▸ **Work to do**: Reproduce the lines below from the one that contains "Decode this image" through the end, inclusive, and add nothing.

---

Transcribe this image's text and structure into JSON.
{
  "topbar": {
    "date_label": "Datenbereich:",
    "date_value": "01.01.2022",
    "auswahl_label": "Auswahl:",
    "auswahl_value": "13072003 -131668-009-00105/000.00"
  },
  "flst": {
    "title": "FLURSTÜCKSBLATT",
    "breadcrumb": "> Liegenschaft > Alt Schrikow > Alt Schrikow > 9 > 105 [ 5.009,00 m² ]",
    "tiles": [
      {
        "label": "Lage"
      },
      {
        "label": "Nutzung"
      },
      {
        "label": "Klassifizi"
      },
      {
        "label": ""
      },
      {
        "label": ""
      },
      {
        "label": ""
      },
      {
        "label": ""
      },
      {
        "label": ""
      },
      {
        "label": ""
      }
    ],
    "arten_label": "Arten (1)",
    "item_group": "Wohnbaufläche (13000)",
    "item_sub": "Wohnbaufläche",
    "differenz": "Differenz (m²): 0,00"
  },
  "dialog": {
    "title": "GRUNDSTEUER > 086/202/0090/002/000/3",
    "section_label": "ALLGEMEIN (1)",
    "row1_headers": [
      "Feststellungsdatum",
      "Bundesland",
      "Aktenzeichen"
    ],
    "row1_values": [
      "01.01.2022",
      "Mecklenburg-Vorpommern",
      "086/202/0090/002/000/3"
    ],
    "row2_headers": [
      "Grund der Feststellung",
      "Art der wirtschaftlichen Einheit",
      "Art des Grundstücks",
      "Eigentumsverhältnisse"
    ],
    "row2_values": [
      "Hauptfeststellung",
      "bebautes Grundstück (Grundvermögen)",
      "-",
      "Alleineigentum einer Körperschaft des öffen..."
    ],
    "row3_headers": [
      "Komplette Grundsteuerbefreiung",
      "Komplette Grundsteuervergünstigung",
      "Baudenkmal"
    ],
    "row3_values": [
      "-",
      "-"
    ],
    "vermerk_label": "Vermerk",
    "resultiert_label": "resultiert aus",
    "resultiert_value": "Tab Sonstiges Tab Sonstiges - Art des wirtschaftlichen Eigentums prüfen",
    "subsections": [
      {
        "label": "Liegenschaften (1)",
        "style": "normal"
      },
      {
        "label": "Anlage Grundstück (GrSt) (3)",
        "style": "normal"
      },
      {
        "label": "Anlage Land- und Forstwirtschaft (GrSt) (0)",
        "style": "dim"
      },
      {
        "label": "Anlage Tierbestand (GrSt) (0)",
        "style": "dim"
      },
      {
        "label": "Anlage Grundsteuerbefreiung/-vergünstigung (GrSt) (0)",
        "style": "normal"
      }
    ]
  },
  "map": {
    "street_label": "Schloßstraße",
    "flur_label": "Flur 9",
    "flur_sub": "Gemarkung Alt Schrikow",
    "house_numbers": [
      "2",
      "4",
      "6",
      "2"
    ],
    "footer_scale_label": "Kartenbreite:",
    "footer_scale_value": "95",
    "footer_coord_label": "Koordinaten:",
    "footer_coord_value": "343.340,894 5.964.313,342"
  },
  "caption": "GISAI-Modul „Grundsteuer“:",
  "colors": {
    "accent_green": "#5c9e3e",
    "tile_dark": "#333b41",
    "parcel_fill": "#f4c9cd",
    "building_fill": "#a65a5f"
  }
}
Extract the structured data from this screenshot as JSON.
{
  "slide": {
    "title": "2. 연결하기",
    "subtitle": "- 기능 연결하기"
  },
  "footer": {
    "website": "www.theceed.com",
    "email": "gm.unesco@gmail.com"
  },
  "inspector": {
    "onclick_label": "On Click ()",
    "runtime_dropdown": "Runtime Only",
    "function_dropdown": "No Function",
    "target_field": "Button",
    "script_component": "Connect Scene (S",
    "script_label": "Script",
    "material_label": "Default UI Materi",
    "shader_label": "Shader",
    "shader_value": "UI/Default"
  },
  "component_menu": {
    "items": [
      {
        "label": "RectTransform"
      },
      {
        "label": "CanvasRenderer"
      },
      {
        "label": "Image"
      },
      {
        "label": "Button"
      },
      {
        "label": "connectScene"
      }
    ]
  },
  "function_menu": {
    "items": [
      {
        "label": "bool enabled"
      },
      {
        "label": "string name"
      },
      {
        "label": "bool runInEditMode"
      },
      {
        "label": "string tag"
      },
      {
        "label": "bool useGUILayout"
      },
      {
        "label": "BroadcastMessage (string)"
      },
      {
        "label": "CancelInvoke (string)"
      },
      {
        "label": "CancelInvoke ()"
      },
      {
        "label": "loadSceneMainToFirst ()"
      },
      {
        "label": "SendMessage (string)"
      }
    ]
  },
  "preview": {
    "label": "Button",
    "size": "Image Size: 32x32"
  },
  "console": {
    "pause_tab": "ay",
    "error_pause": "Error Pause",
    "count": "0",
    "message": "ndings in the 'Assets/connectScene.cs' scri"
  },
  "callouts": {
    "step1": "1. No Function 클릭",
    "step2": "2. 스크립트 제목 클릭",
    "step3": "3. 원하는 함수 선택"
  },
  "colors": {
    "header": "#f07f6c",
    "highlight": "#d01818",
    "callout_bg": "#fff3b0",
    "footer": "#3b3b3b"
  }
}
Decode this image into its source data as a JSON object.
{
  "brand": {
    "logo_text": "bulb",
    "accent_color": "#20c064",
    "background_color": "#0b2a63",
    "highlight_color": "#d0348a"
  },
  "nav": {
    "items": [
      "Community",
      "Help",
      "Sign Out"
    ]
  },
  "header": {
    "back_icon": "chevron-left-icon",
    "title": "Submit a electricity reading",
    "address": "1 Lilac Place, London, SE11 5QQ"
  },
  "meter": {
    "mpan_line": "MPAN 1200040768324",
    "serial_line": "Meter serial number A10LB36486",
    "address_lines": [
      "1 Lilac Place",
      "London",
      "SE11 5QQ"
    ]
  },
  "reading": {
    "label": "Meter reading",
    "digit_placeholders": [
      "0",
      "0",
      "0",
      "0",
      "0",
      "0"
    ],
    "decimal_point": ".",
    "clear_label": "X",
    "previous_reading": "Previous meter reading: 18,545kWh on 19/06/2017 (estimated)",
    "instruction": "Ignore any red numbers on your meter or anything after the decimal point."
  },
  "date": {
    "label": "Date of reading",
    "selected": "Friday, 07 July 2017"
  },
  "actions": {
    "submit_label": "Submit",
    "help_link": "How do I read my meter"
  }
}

---

▸ **Written answer**:
Decode this image into its source data as a JSON object.
{
  "brand": {
    "logo_text": "bulb",
    "accent_color": "#20c064",
    "background_color": "#0b2a63",
    "highlight_color": "#d0348a"
  },
  "nav": {
    "items": [
      "Community",
      "Help",
      "Sign Out"
    ]
  },
  "header": {
    "back_icon": "chevron-left-icon",
    "title": "Submit a electricity reading",
    "address": "1 Lilac Place, London, SE11 5QQ"
  },
  "meter": {
    "mpan_line": "MPAN 1200040768324",
    "serial_line": "Meter serial number A10LB36486",
    "address_lines": [
      "1 Lilac Place",
      "London",
      "SE11 5QQ"
    ]
  },
  "reading": {
    "label": "Meter reading",
    "digit_placeholders": [
      "0",
      "0",
      "0",
      "0",
      "0",
      "0"
    ],
    "decimal_point": ".",
    "clear_label": "X",
    "previous_reading": "Previous meter reading: 18,545kWh on 19/06/2017 (estimated)",
    "instruction": "Ignore any red numbers on your meter or anything after the decimal point."
  },
  "date": {
    "label": "Date of reading",
    "selected": "Friday, 07 July 2017"
  },
  "actions": {
    "submit_label": "Submit",
    "help_link": "How do I read my meter"
  }
}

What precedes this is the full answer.